Recorded data:
^^^^

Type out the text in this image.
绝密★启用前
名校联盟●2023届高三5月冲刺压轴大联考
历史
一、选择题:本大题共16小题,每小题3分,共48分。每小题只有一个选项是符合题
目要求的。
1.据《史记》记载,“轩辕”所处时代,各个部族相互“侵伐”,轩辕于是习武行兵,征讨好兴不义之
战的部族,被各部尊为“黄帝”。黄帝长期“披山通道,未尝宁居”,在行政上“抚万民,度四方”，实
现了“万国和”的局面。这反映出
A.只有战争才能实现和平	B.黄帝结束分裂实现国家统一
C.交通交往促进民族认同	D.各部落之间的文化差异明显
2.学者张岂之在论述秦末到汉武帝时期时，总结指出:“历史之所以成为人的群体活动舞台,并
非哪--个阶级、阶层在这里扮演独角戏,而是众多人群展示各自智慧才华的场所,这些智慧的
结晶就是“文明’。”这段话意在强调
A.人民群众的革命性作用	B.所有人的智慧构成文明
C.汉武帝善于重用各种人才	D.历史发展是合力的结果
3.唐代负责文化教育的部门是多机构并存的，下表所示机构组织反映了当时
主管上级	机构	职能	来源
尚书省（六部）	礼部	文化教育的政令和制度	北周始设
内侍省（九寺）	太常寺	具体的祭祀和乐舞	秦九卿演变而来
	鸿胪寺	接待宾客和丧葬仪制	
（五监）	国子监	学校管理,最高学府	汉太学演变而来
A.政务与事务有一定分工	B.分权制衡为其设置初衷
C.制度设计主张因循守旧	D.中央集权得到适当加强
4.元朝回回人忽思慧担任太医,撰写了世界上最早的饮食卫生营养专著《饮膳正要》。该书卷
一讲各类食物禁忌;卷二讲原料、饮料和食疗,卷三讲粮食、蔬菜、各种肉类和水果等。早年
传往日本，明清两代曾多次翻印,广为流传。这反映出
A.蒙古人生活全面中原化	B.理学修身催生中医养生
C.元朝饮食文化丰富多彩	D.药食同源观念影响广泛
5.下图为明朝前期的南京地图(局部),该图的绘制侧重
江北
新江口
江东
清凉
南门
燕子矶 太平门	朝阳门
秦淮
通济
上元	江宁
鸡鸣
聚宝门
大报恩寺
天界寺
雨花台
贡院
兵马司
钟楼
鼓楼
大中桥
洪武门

^^^^

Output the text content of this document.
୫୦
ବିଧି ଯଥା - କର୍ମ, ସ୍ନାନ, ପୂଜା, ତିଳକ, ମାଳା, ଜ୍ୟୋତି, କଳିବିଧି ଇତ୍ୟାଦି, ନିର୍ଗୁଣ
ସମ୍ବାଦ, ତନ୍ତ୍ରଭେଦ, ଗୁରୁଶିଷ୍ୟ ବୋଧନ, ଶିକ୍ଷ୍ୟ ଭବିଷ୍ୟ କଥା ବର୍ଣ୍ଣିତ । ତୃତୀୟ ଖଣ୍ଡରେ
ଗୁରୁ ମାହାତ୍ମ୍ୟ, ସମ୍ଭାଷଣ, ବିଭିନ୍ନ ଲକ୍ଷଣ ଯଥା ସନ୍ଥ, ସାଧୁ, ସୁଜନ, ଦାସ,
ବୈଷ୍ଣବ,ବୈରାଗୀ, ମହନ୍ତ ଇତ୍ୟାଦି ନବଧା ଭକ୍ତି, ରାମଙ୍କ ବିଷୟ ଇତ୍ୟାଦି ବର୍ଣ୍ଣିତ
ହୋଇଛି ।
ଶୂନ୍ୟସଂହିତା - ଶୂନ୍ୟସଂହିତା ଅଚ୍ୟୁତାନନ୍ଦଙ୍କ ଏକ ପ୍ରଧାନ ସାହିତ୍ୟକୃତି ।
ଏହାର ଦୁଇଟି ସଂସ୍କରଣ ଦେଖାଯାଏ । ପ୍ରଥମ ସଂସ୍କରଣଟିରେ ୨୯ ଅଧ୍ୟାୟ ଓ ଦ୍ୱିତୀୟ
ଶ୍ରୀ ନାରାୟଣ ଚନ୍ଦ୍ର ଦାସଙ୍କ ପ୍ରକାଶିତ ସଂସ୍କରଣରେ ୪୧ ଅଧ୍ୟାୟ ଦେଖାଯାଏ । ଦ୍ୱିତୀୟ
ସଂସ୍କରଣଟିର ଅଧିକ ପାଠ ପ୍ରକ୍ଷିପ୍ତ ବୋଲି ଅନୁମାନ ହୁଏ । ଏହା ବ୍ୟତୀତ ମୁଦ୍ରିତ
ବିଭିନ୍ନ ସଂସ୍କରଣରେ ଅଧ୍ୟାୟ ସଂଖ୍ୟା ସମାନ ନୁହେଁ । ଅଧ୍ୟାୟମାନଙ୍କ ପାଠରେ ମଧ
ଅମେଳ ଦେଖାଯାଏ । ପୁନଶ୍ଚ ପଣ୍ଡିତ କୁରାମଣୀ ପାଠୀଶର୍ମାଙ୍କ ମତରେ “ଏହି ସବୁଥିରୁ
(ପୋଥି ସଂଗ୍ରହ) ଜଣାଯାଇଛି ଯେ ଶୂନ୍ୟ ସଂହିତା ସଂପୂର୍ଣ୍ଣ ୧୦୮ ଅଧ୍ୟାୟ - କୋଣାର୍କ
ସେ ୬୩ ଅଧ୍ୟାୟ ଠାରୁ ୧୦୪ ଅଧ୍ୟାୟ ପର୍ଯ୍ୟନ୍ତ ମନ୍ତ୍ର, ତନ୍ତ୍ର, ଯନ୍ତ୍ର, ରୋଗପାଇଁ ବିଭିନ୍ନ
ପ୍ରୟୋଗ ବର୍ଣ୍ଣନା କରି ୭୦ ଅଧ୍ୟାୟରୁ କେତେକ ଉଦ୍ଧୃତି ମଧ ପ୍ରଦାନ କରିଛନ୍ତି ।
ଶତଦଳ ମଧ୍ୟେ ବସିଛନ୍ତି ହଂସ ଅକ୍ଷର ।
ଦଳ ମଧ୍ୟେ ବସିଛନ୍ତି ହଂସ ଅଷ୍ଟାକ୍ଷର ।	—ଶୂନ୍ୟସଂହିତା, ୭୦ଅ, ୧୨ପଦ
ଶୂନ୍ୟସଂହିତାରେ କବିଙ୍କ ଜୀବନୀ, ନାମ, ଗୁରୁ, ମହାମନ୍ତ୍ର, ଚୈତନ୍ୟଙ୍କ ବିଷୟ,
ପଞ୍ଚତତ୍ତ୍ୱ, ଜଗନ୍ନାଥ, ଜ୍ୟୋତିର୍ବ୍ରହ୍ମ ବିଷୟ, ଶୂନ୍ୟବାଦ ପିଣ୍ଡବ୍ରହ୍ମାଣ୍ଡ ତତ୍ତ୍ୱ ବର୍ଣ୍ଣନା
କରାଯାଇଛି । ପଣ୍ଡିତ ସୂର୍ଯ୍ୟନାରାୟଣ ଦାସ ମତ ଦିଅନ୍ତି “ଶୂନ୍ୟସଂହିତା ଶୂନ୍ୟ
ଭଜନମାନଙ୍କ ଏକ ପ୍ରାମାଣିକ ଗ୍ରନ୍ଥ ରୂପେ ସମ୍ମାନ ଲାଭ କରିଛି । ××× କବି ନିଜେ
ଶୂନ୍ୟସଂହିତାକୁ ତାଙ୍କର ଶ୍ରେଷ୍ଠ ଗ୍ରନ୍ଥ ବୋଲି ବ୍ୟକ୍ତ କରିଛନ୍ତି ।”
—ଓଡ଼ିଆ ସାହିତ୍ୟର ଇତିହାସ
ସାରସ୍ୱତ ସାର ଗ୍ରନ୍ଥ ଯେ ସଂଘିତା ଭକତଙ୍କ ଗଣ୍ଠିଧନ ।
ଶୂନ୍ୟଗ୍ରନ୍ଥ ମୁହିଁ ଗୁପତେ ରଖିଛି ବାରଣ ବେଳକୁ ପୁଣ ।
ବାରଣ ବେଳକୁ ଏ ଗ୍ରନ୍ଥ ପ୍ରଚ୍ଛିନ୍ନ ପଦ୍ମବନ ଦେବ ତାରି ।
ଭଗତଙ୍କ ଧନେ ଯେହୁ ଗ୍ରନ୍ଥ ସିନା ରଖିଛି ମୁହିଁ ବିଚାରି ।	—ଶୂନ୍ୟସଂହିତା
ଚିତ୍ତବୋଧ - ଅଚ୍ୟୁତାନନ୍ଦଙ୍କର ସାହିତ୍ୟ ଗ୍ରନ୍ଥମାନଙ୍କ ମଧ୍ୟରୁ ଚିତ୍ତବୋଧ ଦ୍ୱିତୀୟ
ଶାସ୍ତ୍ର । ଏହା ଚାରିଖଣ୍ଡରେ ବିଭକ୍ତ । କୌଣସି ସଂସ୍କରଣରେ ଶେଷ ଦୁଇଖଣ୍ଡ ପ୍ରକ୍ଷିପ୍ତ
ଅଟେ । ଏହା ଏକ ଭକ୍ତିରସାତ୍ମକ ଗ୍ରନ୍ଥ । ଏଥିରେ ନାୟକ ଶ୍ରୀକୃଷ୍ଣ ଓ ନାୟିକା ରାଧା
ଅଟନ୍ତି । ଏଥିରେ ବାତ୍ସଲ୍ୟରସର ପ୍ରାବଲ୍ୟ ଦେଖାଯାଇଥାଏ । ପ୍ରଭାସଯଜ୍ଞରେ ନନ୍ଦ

^^^^

WHAT YOU HAVE TO DO
Where a line contains "କରଣଟ", copy that line.

SOLVED PROBLEM
ଏହାର ଦୁଇଟି ସଂସ୍କରଣ ଦେଖାଯାଏ । ପ୍ରଥମ ସଂସ୍କରଣଟିରେ ୨୯ ଅଧ୍ୟାୟ ଓ ଦ୍ୱିତୀୟ
ସଂସ୍କରଣଟିର ଅଧିକ ପାଠ ପ୍ରକ୍ଷିପ୍ତ ବୋଲି ଅନୁମାନ ହୁଏ । ଏହା ବ୍ୟତୀତ ମୁଦ୍ରିତ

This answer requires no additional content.